◆ COMPLETE THE FOLLOWING
1. Decide whether each statement below agrees with the stator text: (a) N is preferably exactly three. (b) The shaped conductors are preferably made of aluminum. (c) The stator core is preferably built from mutually isolated stator laminations. Answer yes or no for each and quote the words from the text that settle it.
2. According to the stator text, what does the similar orientation of the first to the Nth connection portions make possible? Answer in one to three sentences.
3. Extend the stator text, picking up after its last sentence about the connecting portions being joined in pairs.

◆ EXCERPT TO READ
* * * * * * * * *
The object on which the invention is based is furthermore achieved by a stator for an electric machine, having a stator core with an axial end face and a stator winding which has a number N of phases and is formed sectional from shaped conductors extending through the stator core and from first to Nth connection portions which at the end face adjoin a part of the shaped conductors, are situated at different angular positions of a circumferential direction and extend in the axial direction, and are configured either to form a star point or to form connections for the phases, wherein the connection portions have a pair of parallel side faces, wherein the first (N−1)th connection portions are deformed relative to the Nth connection portion such that the pair of parallel side faces of the first to the Nth connection portions are oriented substantially parallel, in particular parallel, to one another.
The stator according to the invention for an electric machine has a stator core. The stator core has an axial end face. The stator furthermore has a stator winding. The stator winding comprises a number N of phases. The stator winding is formed, in part, by shaped conductors. The shaped conductors extend through the stator core. The stator winding is furthermore formed sectional from first to Nth connection portions. At the end face, the first to Nth connection portions adjoin a part of the shaped conductors. The first to the Nth connection portions are situated at different angular positions of a circumferential direction and extend in the axial direction. The first to the Nth connection portions are designed either to form a star point or to form connections for the phases. The connection portions have a pair of parallel side faces. The first to the (N−1)th connection portions are deformed relative to the Nth connection portion such that the pair of parallel side faces of the first to the Nth connection portions are oriented substantially parallel, in particular parallel, to one another.
The stator according to the invention is distinguished in particular in that the first to the Nth connection portions are oriented similarly, so that their pairs of parallel sides are oriented substantially parallel to one another. This allows the arrangement of the connection unit according to the invention by the linear movement running in particular perpendicular or parallel to the extent direction of the connection portions.
The stator core is preferably formed by a plurality of mutually isolated stator laminations. A multiplicity of slots, which are arranged along the circumferential direction and extend from the end face to an axially opposite further end face, may be formed in the stator core. The shaped conductors may be received in the slots.
The shaped conductors are preferably formed by rods made of an electrically conductive metal, in particular copper. The shaped conductors are preferably arranged, radially layered in a respective slot, with a predetermined even number of layers, in particular four, six, eight, ten or twelve layers. The number of strands typically corresponds to a number of phases of the stator. N may be greater than or equal to three, preferably is precisely three.
The stator winding may be configured as a hairpin winding. At the first end face and at a second end face axially opposite the first end face, the shaped conductors of a respective phase may be electrically connected together by connectors so as to form a series circuit or multiple series circuits. Preferably, connectors of the first type are formed integrally with the shaped conductors at the first end face. At the second end face, pairs of shaped conductors may be electrically conductively connected by connectors of the second type. The connectors of the second type may each have two connecting portions, which in particular integrally adjoin the shaped conductors of the pair. The connecting portions may be electrically conductively connected together in pairs, in particular by substance bonding.
* * * * * * * * *
◆ DATA SECTION
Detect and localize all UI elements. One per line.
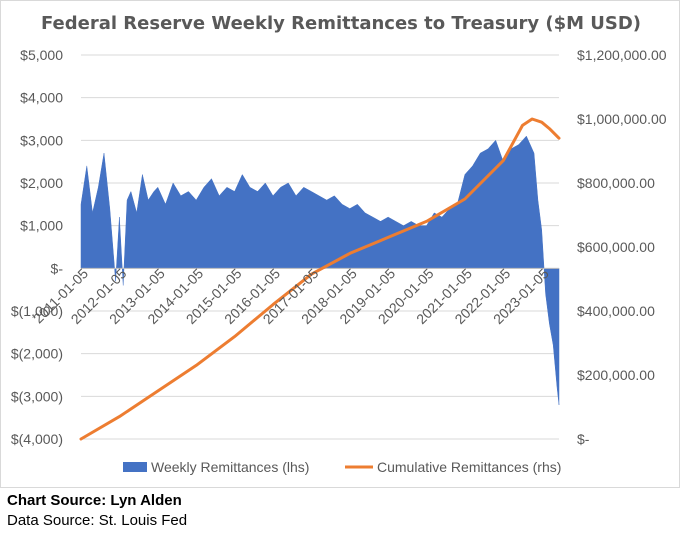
* * * * * * * * *
◆ SOLVED TASKS
1.
(a) Yes: "N may be greater than or equal to three, preferably is precisely three."
(b) No: "The shaped conductors are preferably formed by rods made of an electrically conductive metal, in particular copper."
(c) Yes: "The stator core is preferably formed by a plurality of mutually isolated stator laminations."

2. The pairs of parallel side faces of the first to the Nth connection portions face substantially the same way. This lets the connection unit be put in place by a linear movement that runs in particular perpendicular or parallel to the direction in which the connection portions extend.

3.
Each connection portion may comprise multiple connection elements, which each adjoin one of the shaped conductors. Preferably, each connection portion has a connection element for each series circuit of the phase.
If the first to the Nth connection portions are designed to form a star point, it is preferred that the stator winding is furthermore formed sectional from (N+1)th to (2N)th connection portions which at the end face adjoin a part of the shaped conductors, extend in the axial direction at different angular positions of a circumferential direction, and are configured to form connections for the phases, wherein the (N+1)th to (2N)th connection portion has a pair of parallel side faces, wherein the (N+1)th to (2N−1)th connection portions are deformed relative to the (2N)th connection portion such that the pairs of parallel side faces of the (N+1)th to (2N)th connection portions are oriented substantially parallel, in particular parallel, to one another. Thus a connection unit according to the invention can also connect to the (N+1)th to (2N)th connection portions.
The pairs of parallel sides of the first to (2N)th connection portions may be oriented parallel to one another. It is however preferred that the pairs of parallel side faces of the first to Nth connection portions firstly, and the pairs of parallel side faces of the (N+1)th to (2N)th connection portions secondly, are oriented differently, in particular enclose an angle of greater than zero.
In a preferred embodiment, the connection portions are deformed by twisting around an axis parallel to a longitudinal axis of the stator. For this, the first to (N1)th connection portions and/or (N+1)th to (2N−1)th connection portions have a torsion portion which forms the twist.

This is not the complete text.